-- Start of DATASET CONTENT --
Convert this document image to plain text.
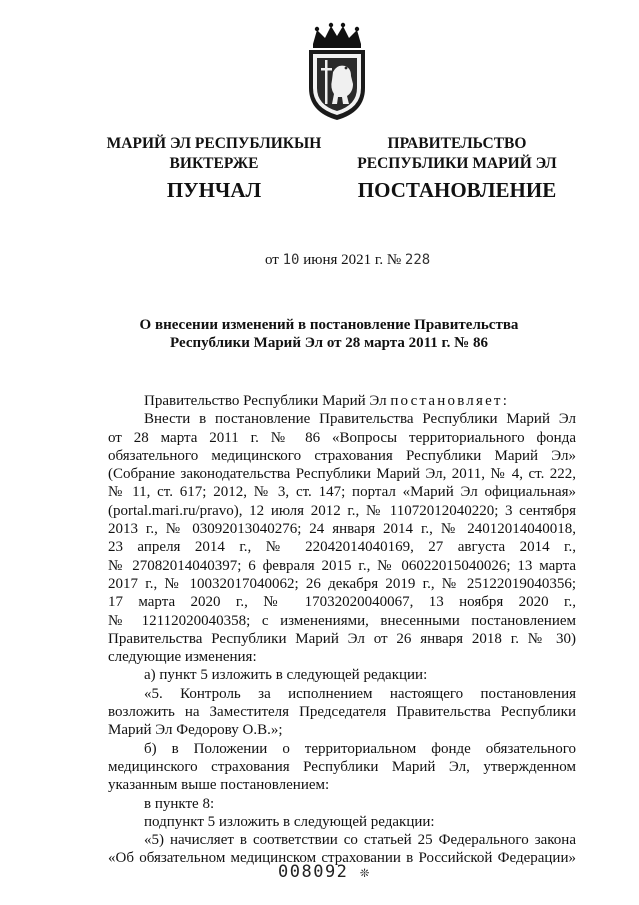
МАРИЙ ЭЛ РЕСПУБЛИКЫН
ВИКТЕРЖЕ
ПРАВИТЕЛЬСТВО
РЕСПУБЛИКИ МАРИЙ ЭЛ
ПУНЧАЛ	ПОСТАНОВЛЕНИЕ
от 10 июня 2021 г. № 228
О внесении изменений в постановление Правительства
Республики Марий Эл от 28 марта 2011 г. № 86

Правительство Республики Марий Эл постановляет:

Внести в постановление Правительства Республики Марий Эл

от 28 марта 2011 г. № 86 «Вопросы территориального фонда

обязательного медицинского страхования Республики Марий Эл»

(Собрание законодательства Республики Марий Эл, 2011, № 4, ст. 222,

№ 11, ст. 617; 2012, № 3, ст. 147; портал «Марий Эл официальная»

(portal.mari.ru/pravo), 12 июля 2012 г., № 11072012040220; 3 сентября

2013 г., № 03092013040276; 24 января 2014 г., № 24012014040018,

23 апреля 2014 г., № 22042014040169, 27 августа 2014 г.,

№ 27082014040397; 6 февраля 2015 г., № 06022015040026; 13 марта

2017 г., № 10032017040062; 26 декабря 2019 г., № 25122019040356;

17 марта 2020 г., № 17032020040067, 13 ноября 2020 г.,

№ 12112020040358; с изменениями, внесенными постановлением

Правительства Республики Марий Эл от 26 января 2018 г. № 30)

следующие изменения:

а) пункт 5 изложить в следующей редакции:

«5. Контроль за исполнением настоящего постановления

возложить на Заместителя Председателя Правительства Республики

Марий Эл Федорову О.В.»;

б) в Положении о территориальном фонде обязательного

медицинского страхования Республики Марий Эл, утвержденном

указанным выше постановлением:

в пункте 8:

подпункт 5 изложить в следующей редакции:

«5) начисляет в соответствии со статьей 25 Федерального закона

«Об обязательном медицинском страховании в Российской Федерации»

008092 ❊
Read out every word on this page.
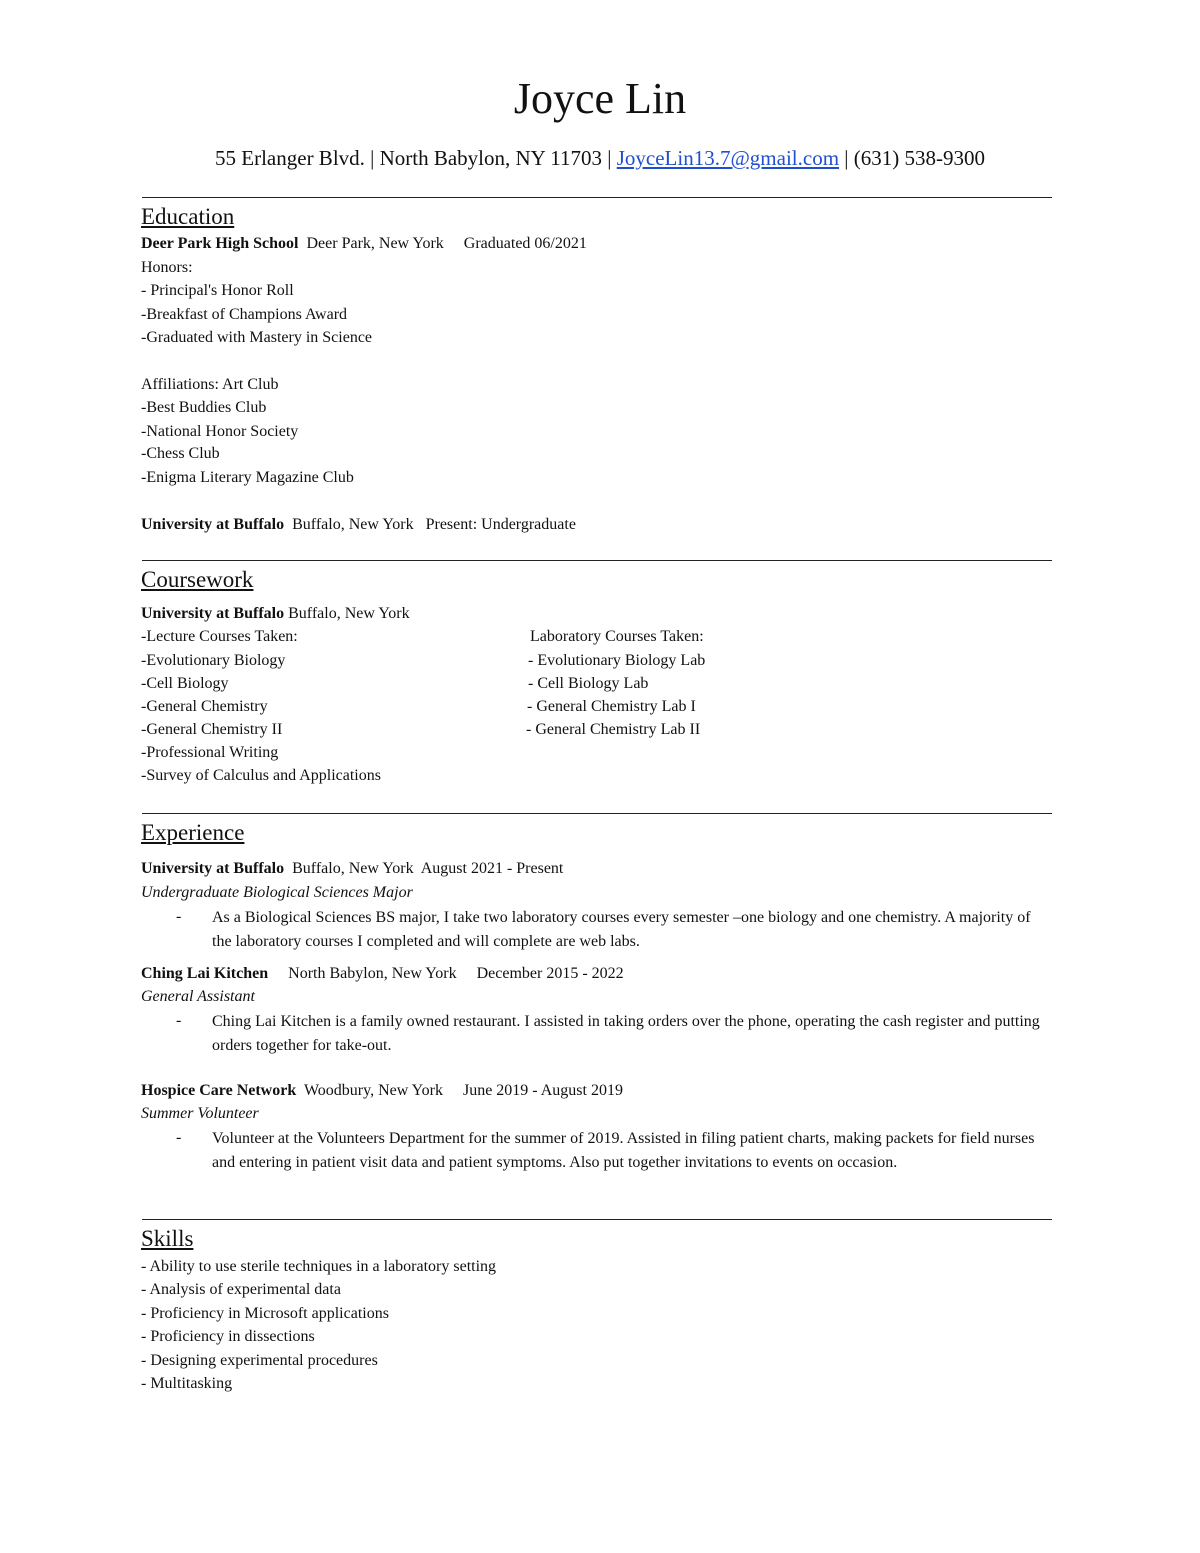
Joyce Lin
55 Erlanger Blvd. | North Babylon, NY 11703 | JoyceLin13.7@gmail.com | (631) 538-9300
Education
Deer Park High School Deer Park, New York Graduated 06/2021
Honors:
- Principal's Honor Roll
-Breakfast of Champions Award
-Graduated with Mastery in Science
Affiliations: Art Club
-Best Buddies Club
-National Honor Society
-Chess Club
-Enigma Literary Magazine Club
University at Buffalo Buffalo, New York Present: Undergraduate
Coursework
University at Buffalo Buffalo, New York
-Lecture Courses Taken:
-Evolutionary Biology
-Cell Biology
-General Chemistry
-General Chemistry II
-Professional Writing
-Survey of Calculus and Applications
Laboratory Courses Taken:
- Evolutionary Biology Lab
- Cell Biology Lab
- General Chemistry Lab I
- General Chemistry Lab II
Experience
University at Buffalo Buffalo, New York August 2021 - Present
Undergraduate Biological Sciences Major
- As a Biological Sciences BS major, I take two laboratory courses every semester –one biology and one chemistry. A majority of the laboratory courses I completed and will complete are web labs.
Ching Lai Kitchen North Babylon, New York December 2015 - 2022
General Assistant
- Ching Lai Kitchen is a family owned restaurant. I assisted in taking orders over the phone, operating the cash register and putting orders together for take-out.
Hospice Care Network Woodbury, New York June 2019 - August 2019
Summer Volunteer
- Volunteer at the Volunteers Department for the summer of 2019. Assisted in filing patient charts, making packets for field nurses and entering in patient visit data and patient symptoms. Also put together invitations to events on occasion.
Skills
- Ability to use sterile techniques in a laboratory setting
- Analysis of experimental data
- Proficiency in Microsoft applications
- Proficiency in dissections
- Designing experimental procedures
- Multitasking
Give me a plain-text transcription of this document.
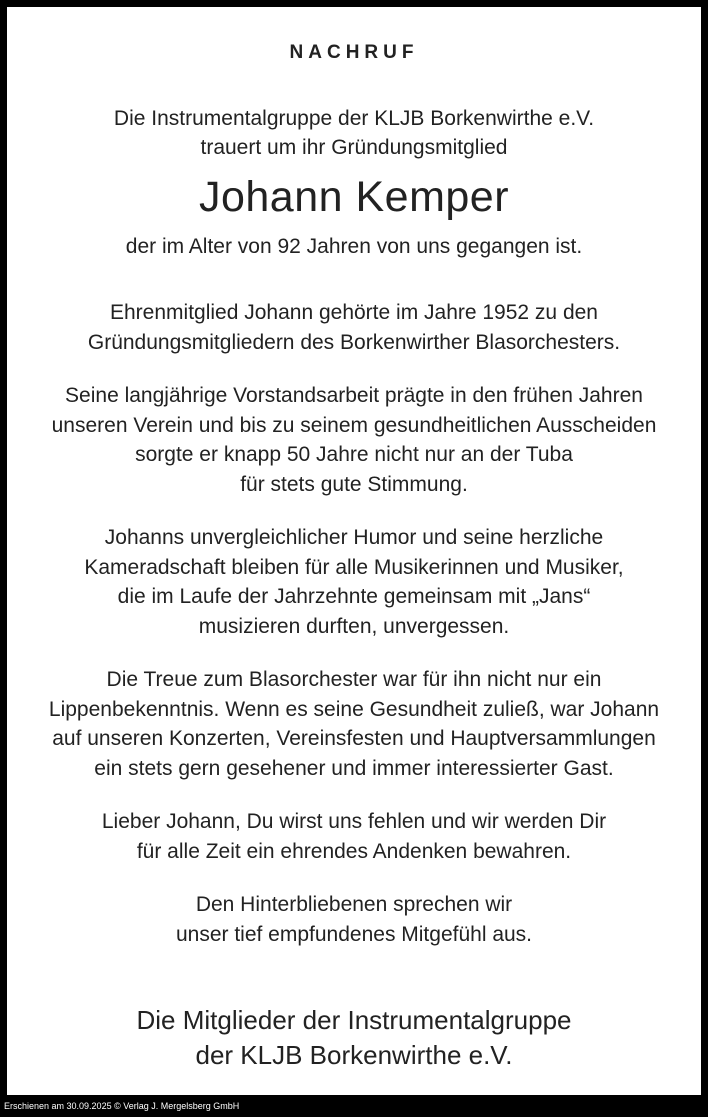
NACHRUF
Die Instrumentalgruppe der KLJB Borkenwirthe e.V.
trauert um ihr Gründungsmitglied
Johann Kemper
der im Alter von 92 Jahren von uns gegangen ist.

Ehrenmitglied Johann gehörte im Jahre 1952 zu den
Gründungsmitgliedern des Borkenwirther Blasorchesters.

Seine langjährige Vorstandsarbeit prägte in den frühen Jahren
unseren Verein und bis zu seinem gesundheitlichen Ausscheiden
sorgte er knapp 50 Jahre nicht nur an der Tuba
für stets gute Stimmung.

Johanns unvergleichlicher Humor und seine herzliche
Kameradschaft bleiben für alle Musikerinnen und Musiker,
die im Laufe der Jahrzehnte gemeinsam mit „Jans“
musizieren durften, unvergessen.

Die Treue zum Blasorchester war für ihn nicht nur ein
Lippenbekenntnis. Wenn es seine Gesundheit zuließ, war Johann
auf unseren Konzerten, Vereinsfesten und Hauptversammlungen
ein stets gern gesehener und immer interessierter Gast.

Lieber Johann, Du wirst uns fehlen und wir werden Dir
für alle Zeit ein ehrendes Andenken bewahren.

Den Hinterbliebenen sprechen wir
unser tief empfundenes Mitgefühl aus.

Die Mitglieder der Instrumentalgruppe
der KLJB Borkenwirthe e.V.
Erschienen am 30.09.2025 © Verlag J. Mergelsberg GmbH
-- End of DATASET CONTENT --
▸ **THE TASK**
All entries are to be retyped exactly. Omit any embedded images.

▸ **TASK SOLUTION**
Convert this document image to plain text.
МАРИЙ ЭЛ РЕСПУБЛИКЫН
ВИКТЕРЖЕ
ПРАВИТЕЛЬСТВО
РЕСПУБЛИКИ МАРИЙ ЭЛ
ПУНЧАЛ	ПОСТАНОВЛЕНИЕ
от 10 июня 2021 г. № 228
О внесении изменений в постановление Правительства
Республики Марий Эл от 28 марта 2011 г. № 86

Правительство Республики Марий Эл постановляет:

Внести в постановление Правительства Республики Марий Эл

от 28 марта 2011 г. № 86 «Вопросы территориального фонда

обязательного медицинского страхования Республики Марий Эл»

(Собрание законодательства Республики Марий Эл, 2011, № 4, ст. 222,

№ 11, ст. 617; 2012, № 3, ст. 147; портал «Марий Эл официальная»

(portal.mari.ru/pravo), 12 июля 2012 г., № 11072012040220; 3 сентября

2013 г., № 03092013040276; 24 января 2014 г., № 24012014040018,

23 апреля 2014 г., № 22042014040169, 27 августа 2014 г.,

№ 27082014040397; 6 февраля 2015 г., № 06022015040026; 13 марта

2017 г., № 10032017040062; 26 декабря 2019 г., № 25122019040356;

17 марта 2020 г., № 17032020040067, 13 ноября 2020 г.,

№ 12112020040358; с изменениями, внесенными постановлением

Правительства Республики Марий Эл от 26 января 2018 г. № 30)

следующие изменения:

а) пункт 5 изложить в следующей редакции:

«5. Контроль за исполнением настоящего постановления

возложить на Заместителя Председателя Правительства Республики

Марий Эл Федорову О.В.»;

б) в Положении о территориальном фонде обязательного

медицинского страхования Республики Марий Эл, утвержденном

указанным выше постановлением:

в пункте 8:

подпункт 5 изложить в следующей редакции:

«5) начисляет в соответствии со статьей 25 Федерального закона

«Об обязательном медицинском страховании в Российской Федерации»

008092 ❊
Read out every word on this page.
Joyce Lin
55 Erlanger Blvd. | North Babylon, NY 11703 | JoyceLin13.7@gmail.com | (631) 538-9300
Education
Deer Park High School Deer Park, New York Graduated 06/2021
Honors:
- Principal's Honor Roll
-Breakfast of Champions Award
-Graduated with Mastery in Science
Affiliations: Art Club
-Best Buddies Club
-National Honor Society
-Chess Club
-Enigma Literary Magazine Club
University at Buffalo Buffalo, New York Present: Undergraduate
Coursework
University at Buffalo Buffalo, New York
-Lecture Courses Taken:
-Evolutionary Biology
-Cell Biology
-General Chemistry
-General Chemistry II
-Professional Writing
-Survey of Calculus and Applications
Laboratory Courses Taken:
- Evolutionary Biology Lab
- Cell Biology Lab
- General Chemistry Lab I
- General Chemistry Lab II
Experience
University at Buffalo Buffalo, New York August 2021 - Present
Undergraduate Biological Sciences Major
- As a Biological Sciences BS major, I take two laboratory courses every semester –one biology and one chemistry. A majority of the laboratory courses I completed and will complete are web labs.
Ching Lai Kitchen North Babylon, New York December 2015 - 2022
General Assistant
- Ching Lai Kitchen is a family owned restaurant. I assisted in taking orders over the phone, operating the cash register and putting orders together for take-out.
Hospice Care Network Woodbury, New York June 2019 - August 2019
Summer Volunteer
- Volunteer at the Volunteers Department for the summer of 2019. Assisted in filing patient charts, making packets for field nurses and entering in patient visit data and patient symptoms. Also put together invitations to events on occasion.
Skills
- Ability to use sterile techniques in a laboratory setting
- Analysis of experimental data
- Proficiency in Microsoft applications
- Proficiency in dissections
- Designing experimental procedures
- Multitasking
Give me a plain-text transcription of this document.
NACHRUF
Die Instrumentalgruppe der KLJB Borkenwirthe e.V.
trauert um ihr Gründungsmitglied
Johann Kemper
der im Alter von 92 Jahren von uns gegangen ist.

Ehrenmitglied Johann gehörte im Jahre 1952 zu den
Gründungsmitgliedern des Borkenwirther Blasorchesters.

Seine langjährige Vorstandsarbeit prägte in den frühen Jahren
unseren Verein und bis zu seinem gesundheitlichen Ausscheiden
sorgte er knapp 50 Jahre nicht nur an der Tuba
für stets gute Stimmung.

Johanns unvergleichlicher Humor und seine herzliche
Kameradschaft bleiben für alle Musikerinnen und Musiker,
die im Laufe der Jahrzehnte gemeinsam mit „Jans“
musizieren durften, unvergessen.

Die Treue zum Blasorchester war für ihn nicht nur ein
Lippenbekenntnis. Wenn es seine Gesundheit zuließ, war Johann
auf unseren Konzerten, Vereinsfesten und Hauptversammlungen
ein stets gern gesehener und immer interessierter Gast.

Lieber Johann, Du wirst uns fehlen und wir werden Dir
für alle Zeit ein ehrendes Andenken bewahren.

Den Hinterbliebenen sprechen wir
unser tief empfundenes Mitgefühl aus.

Die Mitglieder der Instrumentalgruppe
der KLJB Borkenwirthe e.V.
Erschienen am 30.09.2025 © Verlag J. Mergelsberg GmbH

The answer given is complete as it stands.